**EXERCISE**
Print every entry, word for word, and skip the images.

↓↓↓

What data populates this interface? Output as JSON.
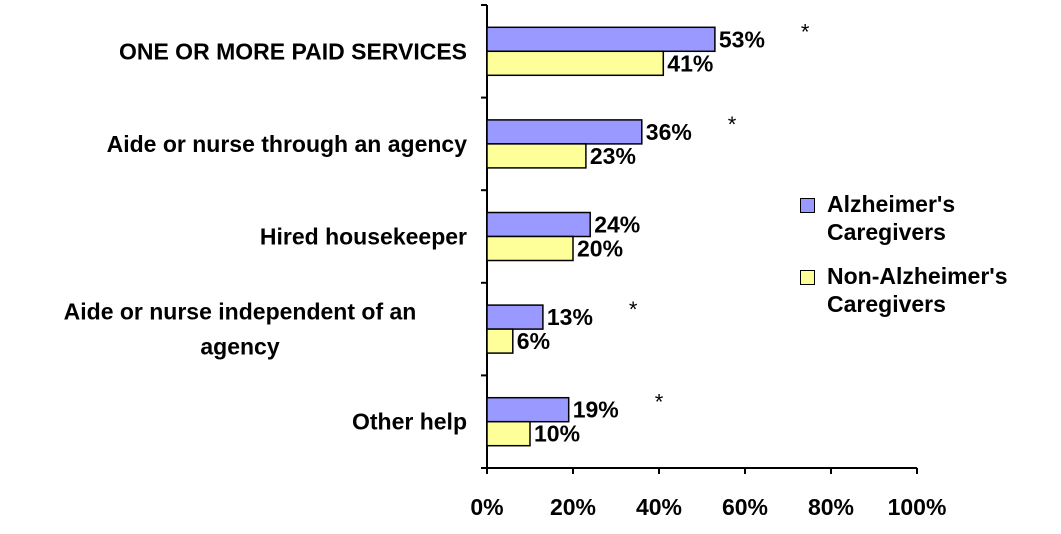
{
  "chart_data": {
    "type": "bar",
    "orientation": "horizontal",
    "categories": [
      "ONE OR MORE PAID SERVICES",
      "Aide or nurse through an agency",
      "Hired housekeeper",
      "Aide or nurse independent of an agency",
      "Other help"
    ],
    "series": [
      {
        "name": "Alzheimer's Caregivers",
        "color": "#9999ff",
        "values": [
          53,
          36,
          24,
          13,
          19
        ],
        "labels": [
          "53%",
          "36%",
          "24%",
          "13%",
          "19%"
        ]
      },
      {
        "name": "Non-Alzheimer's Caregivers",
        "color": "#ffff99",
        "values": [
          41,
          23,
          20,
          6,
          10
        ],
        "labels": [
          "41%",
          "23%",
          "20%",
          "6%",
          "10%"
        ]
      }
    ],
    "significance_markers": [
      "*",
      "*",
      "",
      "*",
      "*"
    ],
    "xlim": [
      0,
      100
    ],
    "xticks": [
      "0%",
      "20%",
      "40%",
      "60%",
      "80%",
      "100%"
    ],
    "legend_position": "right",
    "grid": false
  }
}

↑↑↑

**COMPLETE ANSWER**
What data populates this interface? Output as JSON.
{
  "chart_data": {
    "type": "bar",
    "orientation": "horizontal",
    "categories": [
      "ONE OR MORE PAID SERVICES",
      "Aide or nurse through an agency",
      "Hired housekeeper",
      "Aide or nurse independent of an agency",
      "Other help"
    ],
    "series": [
      {
        "name": "Alzheimer's Caregivers",
        "color": "#9999ff",
        "values": [
          53,
          36,
          24,
          13,
          19
        ],
        "labels": [
          "53%",
          "36%",
          "24%",
          "13%",
          "19%"
        ]
      },
      {
        "name": "Non-Alzheimer's Caregivers",
        "color": "#ffff99",
        "values": [
          41,
          23,
          20,
          6,
          10
        ],
        "labels": [
          "41%",
          "23%",
          "20%",
          "6%",
          "10%"
        ]
      }
    ],
    "significance_markers": [
      "*",
      "*",
      "",
      "*",
      "*"
    ],
    "xlim": [
      0,
      100
    ],
    "xticks": [
      "0%",
      "20%",
      "40%",
      "60%",
      "80%",
      "100%"
    ],
    "legend_position": "right",
    "grid": false
  }
}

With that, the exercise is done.